▶ EXERCISE: Repeat the entries that follow verbatim, without any of their pictures.
··· EXTRACTED ENTRIES ···
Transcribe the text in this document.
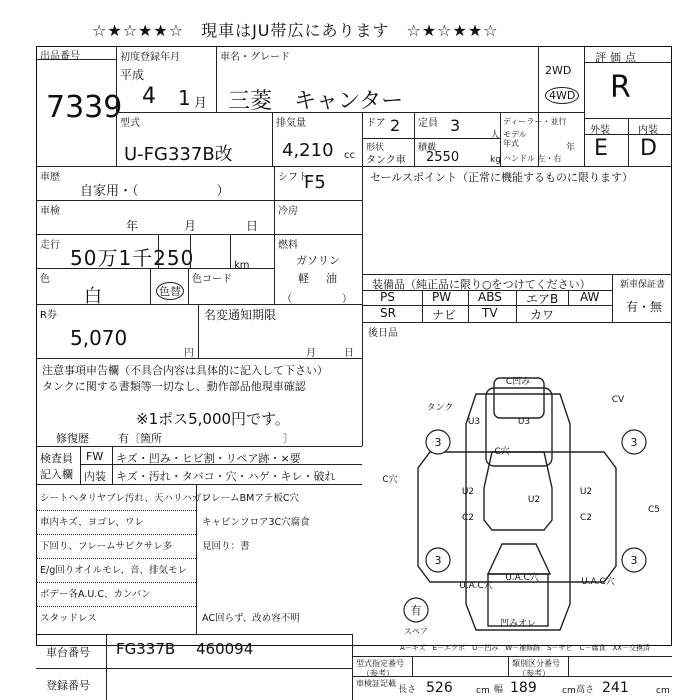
☆★☆★★☆　現車はJU帯広にあります　☆★☆★★☆
出品番号
7339
初度登録年月
平成
4 1 月
車名・グレード
三菱　キャンター
2WD
4WD
評価点
R
型式
U-FG337B改
排気量
4,210 cc
ドア 2 定員 3
人
形状
タンク車
積載
2550	kg
ディーラー・並行
モデル年式	年
ハンドル 左・右
外装	内装
E D
車歴
自家用・（　　　　　　）
シフト
F5	セールスポイント（正常に機能するものに限ります）
車検
年	月	日
冷房
走行
50万1千250	km
燃料
ガソリン
軽 油
（　　　　　）
色
白	色替
色コード	装備品（純正品に限り○をつけてください）	新車保証書
有・無
PS	PW ABS エアB AW
SR	ナビ TV	カワ
R券
5,070
円
名変通知期限
月	日
後日品
注意事項申告欄（不具合内容は具体的に記入して下さい）
タンクに関する書類等一切なし、動作部品他現車確認
※1ポス5,000円です。
修復歴	有〔箇所　　　　　　　　　　　〕
検査員
記入欄
FW キズ・凹み・ヒビ割・リペア跡・×要
内装 キズ・汚れ・タバコ・穴・ハゲ・キレ・破れ
シートヘタリヤブレ汚れ、天ハリハガレ
車内キズ、ヨゴレ、ワレ
下回り、フレームサビクサレ多
E/g回りオイルモレ、音、排気モレ
ボデー各A.U.C、カンバン
スタッドレス
フレームBMアテ板C穴
キャビンフロア3C穴腐食
見回り：書
AC回らず、改め容不明
3	3
3	3
有
スペア
C凹み
凹みオレ
タンク
CV
C5
C穴
C穴
U3	U3
U2
U2
U2
C2	C2
U.A.C穴
U.A.C穴	U.A.C穴
A－キズ　E－エクボ　U－凹み　W－補修跡　S－サビ　C－腐食　XX－交換済
車台番号 FG337B 460094
登録番号
型式指定番号
（参考）
類別区分番号
（参考）
車検証記載
長さ 526	cm 幅 189	cm 高さ 241	cm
···
▶ EXERCISE SOLUTION:
Transcribe the text in this document.
☆★☆★★☆　現車はJU帯広にあります　☆★☆★★☆
出品番号
7339
初度登録年月
平成
4 1 月
車名・グレード
三菱　キャンター
2WD
4WD
評価点
R
型式
U-FG337B改
排気量
4,210 cc
ドア 2 定員 3
人
形状
タンク車
積載
2550	kg
ディーラー・並行
モデル年式	年
ハンドル 左・右
外装	内装
E D
車歴
自家用・（　　　　　　）
シフト
F5	セールスポイント（正常に機能するものに限ります）
車検
年	月	日
冷房
走行
50万1千250	km
燃料
ガソリン
軽 油
（　　　　　）
色
白	色替
色コード	装備品（純正品に限り○をつけてください）	新車保証書
有・無
PS	PW ABS エアB AW
SR	ナビ TV	カワ
R券
5,070
円
名変通知期限
月	日
後日品
注意事項申告欄（不具合内容は具体的に記入して下さい）
タンクに関する書類等一切なし、動作部品他現車確認
※1ポス5,000円です。
修復歴	有〔箇所　　　　　　　　　　　〕
検査員
記入欄
FW キズ・凹み・ヒビ割・リペア跡・×要
内装 キズ・汚れ・タバコ・穴・ハゲ・キレ・破れ
シートヘタリヤブレ汚れ、天ハリハガレ
車内キズ、ヨゴレ、ワレ
下回り、フレームサビクサレ多
E/g回りオイルモレ、音、排気モレ
ボデー各A.U.C、カンバン
スタッドレス
フレームBMアテ板C穴
キャビンフロア3C穴腐食
見回り：書
AC回らず、改め容不明
3	3
3	3
有
スペア
C凹み
凹みオレ
タンク
CV
C5
C穴
C穴
U3	U3
U2
U2
U2
C2	C2
U.A.C穴
U.A.C穴	U.A.C穴
A－キズ　E－エクボ　U－凹み　W－補修跡　S－サビ　C－腐食　XX－交換済
車台番号 FG337B 460094
登録番号
型式指定番号
（参考）
類別区分番号
（参考）
車検証記載
長さ 526	cm 幅 189	cm 高さ 241	cm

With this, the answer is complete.